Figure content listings

#####

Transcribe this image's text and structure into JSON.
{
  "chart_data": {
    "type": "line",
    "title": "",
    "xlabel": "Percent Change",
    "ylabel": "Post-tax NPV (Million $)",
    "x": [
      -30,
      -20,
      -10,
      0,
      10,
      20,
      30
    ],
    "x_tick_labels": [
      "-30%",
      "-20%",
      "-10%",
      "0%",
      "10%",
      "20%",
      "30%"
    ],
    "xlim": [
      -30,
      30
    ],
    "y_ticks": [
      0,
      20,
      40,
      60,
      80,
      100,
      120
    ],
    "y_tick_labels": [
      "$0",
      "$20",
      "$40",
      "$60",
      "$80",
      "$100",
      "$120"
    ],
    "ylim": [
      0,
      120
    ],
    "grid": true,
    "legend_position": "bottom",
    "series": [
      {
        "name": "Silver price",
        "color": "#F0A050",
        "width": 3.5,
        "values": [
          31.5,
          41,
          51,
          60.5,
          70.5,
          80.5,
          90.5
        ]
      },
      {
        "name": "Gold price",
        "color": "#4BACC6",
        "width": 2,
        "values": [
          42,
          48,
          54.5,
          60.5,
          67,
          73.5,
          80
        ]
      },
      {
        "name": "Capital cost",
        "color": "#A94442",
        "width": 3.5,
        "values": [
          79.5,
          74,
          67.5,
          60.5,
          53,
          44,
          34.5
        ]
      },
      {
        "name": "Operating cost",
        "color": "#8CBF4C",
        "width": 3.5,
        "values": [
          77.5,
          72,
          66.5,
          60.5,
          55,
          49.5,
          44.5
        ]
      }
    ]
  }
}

#####

→ Given problem
Show every line from the entries above in which "color" appears.

→ Task answer
        "color": "#F0A050",
        "color": "#4BACC6",
        "color": "#A94442",
        "color": "#8CBF4C",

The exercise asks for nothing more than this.